_TASK BRIEF:_ Report the count of lines below in which the string "text" occurs; include nothing else.

======== AVAILABLE DATA

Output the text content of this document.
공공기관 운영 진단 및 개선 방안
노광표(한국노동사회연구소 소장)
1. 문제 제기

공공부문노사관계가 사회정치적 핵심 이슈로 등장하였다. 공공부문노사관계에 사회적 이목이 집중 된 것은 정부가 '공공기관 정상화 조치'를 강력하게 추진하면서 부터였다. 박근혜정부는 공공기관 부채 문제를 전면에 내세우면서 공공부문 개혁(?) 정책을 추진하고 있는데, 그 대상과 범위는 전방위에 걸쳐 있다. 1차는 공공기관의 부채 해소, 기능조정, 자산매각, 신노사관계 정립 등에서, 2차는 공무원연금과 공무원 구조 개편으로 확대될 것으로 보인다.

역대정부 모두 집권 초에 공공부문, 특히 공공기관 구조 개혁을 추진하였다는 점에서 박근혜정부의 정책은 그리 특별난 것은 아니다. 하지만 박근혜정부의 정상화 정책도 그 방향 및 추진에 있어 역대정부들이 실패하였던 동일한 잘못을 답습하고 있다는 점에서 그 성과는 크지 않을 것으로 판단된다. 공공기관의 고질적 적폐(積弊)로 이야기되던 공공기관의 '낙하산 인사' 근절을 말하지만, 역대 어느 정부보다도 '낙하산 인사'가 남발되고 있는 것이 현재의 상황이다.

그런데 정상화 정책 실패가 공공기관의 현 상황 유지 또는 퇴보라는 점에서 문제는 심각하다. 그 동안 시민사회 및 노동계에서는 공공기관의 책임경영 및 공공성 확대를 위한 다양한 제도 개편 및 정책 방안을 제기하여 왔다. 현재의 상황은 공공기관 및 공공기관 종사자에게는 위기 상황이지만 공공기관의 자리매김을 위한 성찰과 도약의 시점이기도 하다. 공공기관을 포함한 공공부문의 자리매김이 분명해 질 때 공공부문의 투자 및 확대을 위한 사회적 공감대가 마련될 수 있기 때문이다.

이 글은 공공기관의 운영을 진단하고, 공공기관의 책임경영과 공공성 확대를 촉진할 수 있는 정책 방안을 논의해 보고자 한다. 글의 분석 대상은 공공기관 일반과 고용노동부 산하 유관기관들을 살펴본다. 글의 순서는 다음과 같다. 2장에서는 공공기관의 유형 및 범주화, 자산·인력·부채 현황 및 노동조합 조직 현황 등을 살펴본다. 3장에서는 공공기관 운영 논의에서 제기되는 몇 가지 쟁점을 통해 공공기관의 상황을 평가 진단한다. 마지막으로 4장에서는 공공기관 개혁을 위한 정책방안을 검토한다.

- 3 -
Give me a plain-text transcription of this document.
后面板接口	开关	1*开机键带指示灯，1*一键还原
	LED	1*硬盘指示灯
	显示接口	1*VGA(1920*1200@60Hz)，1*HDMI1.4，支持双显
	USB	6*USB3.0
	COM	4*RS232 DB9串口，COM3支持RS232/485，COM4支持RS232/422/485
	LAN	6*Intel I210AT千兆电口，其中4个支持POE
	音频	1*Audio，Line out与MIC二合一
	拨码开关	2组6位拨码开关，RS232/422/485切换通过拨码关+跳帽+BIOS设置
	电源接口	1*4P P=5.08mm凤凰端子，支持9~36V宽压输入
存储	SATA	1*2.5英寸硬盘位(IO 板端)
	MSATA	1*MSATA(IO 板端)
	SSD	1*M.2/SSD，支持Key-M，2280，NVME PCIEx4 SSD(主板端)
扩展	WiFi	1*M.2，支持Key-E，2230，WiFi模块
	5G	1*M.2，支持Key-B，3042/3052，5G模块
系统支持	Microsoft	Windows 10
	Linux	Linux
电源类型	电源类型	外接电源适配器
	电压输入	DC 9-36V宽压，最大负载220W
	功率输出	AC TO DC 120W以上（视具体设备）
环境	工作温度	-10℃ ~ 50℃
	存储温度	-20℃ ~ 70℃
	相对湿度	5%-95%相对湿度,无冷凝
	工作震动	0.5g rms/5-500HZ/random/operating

================

_IN RESPONSE:_ 2